Entries provided:
****************
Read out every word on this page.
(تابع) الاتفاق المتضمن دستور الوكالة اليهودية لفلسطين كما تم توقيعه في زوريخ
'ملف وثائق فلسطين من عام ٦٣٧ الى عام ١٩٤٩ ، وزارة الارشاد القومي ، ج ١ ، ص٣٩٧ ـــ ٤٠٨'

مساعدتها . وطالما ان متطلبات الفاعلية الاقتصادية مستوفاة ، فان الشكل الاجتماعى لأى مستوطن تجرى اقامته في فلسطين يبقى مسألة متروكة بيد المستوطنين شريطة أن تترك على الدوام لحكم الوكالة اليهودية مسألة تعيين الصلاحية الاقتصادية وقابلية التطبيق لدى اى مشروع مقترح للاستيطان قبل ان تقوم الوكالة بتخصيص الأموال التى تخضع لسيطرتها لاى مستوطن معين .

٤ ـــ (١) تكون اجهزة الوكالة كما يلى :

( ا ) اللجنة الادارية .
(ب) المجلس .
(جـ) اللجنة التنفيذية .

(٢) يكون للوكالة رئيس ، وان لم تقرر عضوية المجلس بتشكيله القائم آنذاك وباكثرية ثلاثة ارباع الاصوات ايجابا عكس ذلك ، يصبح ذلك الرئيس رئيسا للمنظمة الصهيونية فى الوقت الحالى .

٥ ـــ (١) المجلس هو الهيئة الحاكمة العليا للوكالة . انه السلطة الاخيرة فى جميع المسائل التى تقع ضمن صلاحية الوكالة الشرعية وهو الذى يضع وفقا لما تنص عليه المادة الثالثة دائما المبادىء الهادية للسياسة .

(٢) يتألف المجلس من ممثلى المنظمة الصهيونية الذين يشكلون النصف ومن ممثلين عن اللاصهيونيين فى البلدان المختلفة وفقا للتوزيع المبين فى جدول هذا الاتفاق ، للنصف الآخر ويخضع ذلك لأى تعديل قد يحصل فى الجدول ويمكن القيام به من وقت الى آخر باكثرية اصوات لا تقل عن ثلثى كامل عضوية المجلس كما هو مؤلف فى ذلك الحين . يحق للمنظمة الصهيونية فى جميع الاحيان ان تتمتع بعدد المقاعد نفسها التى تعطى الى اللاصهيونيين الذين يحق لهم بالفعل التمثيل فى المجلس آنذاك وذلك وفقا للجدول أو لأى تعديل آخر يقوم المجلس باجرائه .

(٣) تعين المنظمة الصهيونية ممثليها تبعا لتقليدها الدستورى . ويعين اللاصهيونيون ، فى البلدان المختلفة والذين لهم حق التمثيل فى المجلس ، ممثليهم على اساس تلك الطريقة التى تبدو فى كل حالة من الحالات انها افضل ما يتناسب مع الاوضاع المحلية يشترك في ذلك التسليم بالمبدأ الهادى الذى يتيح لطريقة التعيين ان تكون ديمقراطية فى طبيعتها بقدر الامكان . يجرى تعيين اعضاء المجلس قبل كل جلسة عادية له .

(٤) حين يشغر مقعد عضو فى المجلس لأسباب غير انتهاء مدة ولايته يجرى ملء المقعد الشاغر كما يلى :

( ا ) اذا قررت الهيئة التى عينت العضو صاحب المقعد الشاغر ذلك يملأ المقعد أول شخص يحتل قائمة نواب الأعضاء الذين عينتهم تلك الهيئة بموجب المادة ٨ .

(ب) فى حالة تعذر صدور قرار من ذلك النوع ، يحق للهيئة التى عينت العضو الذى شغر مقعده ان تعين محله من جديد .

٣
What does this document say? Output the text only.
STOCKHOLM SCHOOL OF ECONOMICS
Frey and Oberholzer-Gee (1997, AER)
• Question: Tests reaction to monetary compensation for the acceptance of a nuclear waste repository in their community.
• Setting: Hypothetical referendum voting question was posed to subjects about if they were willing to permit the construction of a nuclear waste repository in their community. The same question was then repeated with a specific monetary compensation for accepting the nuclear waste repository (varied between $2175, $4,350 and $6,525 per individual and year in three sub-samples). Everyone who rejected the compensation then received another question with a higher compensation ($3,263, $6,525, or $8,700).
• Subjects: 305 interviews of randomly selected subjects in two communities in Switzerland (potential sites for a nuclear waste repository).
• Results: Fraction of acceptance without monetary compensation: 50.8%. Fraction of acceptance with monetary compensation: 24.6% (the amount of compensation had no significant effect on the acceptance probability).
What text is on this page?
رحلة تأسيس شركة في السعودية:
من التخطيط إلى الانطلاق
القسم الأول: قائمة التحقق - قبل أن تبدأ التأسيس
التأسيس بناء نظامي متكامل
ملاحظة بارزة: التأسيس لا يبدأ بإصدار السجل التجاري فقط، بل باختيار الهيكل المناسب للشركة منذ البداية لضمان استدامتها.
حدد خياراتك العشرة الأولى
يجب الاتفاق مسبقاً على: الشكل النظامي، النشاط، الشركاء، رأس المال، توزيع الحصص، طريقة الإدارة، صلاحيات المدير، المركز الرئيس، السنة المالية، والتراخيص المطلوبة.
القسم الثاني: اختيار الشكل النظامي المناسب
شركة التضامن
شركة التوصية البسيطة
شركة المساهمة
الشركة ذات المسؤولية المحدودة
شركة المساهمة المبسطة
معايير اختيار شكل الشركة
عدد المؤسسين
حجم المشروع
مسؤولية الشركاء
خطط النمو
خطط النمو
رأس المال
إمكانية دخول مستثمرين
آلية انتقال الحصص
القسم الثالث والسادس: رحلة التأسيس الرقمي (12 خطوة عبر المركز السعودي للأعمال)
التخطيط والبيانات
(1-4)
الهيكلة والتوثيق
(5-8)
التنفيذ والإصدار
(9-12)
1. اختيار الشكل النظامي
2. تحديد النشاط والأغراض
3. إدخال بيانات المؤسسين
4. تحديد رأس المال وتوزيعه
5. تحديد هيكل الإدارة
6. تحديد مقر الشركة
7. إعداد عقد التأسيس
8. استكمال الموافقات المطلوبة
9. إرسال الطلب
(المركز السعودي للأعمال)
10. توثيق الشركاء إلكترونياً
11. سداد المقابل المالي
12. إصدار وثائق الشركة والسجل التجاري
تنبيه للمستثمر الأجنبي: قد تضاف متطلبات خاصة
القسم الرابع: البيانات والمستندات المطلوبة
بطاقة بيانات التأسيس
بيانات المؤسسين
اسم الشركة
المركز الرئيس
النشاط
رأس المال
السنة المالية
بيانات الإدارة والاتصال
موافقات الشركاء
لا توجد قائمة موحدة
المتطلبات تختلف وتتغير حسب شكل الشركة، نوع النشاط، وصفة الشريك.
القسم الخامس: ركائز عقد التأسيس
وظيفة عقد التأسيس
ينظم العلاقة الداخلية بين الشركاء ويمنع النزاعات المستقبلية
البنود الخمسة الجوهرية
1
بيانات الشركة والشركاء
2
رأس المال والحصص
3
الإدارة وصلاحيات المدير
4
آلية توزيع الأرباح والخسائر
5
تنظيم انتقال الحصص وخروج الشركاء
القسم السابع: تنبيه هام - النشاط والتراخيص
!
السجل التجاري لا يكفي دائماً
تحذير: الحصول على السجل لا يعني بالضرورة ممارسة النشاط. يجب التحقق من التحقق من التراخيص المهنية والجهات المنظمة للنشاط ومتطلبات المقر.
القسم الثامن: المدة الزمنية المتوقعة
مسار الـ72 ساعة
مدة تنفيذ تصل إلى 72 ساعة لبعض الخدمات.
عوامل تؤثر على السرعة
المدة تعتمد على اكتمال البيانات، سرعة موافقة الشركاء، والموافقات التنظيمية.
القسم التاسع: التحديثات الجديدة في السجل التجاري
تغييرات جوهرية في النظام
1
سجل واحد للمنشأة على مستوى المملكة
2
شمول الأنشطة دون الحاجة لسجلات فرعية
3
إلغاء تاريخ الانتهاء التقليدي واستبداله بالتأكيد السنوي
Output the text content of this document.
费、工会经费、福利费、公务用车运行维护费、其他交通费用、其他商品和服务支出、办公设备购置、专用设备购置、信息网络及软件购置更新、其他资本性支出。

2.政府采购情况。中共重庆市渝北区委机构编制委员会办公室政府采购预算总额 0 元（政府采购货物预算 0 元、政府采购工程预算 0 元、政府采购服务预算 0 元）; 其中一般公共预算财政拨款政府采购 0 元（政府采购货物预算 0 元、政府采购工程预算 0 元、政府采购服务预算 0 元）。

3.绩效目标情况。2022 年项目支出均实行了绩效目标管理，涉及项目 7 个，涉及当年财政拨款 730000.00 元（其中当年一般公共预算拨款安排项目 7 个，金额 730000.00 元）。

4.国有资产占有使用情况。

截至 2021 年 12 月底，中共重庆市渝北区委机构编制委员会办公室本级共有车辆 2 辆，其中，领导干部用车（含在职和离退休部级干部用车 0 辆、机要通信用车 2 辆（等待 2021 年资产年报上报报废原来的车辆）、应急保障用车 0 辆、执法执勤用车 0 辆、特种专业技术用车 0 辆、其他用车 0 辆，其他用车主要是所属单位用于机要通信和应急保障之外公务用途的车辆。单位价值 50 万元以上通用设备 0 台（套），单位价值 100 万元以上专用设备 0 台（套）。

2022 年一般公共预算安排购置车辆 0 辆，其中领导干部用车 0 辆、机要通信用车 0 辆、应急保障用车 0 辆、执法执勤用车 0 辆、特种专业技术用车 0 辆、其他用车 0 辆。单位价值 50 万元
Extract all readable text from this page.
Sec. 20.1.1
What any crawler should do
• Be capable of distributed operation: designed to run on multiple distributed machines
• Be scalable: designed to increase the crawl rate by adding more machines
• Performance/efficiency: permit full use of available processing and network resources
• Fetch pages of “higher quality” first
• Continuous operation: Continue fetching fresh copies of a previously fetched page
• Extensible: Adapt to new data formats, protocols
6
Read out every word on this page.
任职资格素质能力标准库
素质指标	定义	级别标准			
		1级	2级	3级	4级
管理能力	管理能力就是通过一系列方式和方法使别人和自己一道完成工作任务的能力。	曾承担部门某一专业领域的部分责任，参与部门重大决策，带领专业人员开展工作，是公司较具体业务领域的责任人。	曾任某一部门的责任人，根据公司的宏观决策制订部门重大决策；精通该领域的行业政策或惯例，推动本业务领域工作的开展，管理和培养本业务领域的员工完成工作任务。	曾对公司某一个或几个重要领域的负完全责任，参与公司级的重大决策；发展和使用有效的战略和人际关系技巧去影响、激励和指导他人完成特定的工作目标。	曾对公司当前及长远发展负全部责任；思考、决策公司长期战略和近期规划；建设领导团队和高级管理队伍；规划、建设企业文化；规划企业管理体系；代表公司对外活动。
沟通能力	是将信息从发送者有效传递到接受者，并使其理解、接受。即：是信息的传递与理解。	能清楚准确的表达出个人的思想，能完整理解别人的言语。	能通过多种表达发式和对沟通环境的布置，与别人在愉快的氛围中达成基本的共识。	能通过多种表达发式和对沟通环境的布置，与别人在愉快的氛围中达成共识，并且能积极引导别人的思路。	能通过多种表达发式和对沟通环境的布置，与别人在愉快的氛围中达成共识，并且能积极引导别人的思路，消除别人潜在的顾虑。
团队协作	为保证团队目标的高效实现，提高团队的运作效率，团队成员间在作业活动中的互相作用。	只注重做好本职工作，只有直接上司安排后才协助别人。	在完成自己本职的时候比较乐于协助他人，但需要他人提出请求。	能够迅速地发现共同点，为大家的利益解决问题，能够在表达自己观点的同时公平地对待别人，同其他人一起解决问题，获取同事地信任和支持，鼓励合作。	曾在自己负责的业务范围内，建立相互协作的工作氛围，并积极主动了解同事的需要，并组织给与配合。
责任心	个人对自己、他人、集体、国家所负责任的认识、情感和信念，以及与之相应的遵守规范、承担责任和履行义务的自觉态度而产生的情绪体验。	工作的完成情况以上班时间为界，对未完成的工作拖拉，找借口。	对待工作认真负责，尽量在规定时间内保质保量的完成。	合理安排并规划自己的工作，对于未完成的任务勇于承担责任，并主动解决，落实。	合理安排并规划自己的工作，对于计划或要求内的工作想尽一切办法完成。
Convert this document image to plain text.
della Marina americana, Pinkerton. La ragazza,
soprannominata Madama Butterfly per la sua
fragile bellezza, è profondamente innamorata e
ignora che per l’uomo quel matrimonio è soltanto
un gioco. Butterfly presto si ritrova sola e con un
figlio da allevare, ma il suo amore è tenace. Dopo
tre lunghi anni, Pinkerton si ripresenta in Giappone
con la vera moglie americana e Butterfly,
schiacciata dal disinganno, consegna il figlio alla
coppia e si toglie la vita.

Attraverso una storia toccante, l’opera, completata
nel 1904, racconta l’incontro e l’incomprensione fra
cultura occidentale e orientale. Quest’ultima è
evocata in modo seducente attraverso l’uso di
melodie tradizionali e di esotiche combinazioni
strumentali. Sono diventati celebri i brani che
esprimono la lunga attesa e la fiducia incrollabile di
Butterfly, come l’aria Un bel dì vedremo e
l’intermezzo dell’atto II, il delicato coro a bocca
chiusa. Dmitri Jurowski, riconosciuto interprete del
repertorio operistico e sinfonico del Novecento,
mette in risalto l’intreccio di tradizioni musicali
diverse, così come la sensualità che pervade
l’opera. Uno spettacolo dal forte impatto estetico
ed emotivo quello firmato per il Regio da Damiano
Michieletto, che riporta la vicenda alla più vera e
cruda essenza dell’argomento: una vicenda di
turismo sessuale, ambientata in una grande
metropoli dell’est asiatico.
****************
Task objective: Take every line from the data above that holds "المركز" and copy it out.

Written reply:
يجب الاتفاق مسبقاً على: الشكل النظامي، النشاط، الشركاء، رأس المال، توزيع الحصص، طريقة الإدارة، صلاحيات المدير، المركز الرئيس، السنة المالية، والتراخيص المطلوبة.
القسم الثالث والسادس: رحلة التأسيس الرقمي (12 خطوة عبر المركز السعودي للأعمال)
(المركز السعودي للأعمال)
المركز الرئيس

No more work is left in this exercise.